** BEGIN Exercise material **

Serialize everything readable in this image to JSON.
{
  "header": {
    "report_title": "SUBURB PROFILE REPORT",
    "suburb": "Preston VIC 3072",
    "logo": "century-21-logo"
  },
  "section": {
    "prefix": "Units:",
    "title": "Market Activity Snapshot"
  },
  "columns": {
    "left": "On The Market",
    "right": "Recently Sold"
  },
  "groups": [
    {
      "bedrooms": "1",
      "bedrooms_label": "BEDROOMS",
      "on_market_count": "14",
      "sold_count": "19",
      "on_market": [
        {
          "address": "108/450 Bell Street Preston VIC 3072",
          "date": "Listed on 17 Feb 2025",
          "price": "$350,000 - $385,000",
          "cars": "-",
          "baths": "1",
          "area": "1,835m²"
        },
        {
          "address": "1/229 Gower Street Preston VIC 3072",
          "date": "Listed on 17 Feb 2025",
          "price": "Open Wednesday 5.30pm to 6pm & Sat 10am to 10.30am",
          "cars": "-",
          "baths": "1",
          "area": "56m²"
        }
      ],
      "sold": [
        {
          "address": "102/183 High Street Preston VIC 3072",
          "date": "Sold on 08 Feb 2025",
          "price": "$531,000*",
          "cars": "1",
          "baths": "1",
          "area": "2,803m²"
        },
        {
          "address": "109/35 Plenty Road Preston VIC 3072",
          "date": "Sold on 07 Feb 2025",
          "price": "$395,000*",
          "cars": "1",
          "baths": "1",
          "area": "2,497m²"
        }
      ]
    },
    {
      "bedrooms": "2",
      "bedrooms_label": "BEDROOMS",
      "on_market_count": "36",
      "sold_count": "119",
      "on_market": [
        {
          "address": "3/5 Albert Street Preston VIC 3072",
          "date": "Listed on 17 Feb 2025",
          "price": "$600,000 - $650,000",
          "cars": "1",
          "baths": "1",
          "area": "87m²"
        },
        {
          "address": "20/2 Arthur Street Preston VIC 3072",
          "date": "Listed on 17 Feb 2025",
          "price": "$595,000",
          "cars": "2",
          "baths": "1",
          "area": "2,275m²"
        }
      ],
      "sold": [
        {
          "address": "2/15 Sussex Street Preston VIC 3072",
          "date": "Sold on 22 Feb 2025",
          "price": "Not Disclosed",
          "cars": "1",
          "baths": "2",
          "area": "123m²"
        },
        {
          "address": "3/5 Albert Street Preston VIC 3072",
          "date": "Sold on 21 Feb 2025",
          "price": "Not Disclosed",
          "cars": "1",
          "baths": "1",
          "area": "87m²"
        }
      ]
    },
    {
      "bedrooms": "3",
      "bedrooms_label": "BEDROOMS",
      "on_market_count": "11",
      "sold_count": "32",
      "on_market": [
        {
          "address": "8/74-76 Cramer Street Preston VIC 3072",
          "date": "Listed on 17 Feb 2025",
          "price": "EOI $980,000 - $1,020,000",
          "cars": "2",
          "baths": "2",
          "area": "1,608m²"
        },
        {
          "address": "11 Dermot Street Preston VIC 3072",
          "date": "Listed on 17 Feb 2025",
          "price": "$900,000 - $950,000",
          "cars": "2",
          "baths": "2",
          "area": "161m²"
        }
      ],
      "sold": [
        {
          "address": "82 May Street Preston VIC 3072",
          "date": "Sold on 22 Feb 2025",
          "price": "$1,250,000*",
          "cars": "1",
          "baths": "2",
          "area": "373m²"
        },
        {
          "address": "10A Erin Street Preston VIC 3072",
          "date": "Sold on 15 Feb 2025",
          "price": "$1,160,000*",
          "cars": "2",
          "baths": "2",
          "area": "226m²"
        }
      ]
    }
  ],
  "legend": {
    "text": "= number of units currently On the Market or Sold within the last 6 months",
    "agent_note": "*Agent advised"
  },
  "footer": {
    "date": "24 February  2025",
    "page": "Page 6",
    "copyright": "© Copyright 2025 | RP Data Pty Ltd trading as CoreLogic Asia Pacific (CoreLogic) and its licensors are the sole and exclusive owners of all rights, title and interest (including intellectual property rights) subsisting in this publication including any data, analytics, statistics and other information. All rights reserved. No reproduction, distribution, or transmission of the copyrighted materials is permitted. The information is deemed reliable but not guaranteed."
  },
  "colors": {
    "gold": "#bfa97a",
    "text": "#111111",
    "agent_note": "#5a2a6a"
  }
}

** END Exercise material **

Identify the lines in the entries that hold "this" and return each one.

Serialize everything readable in this image to JSON.
    "copyright": "© Copyright 2025 | RP Data Pty Ltd trading as CoreLogic Asia Pacific (CoreLogic) and its licensors are the sole and exclusive owners of all rights, title and interest (including intellectual property rights) subsisting in this publication including any data, analytics, statistics and other information. All rights reserved. No reproduction, distribution, or transmission of the copyrighted materials is permitted. The information is deemed reliable but not guaranteed."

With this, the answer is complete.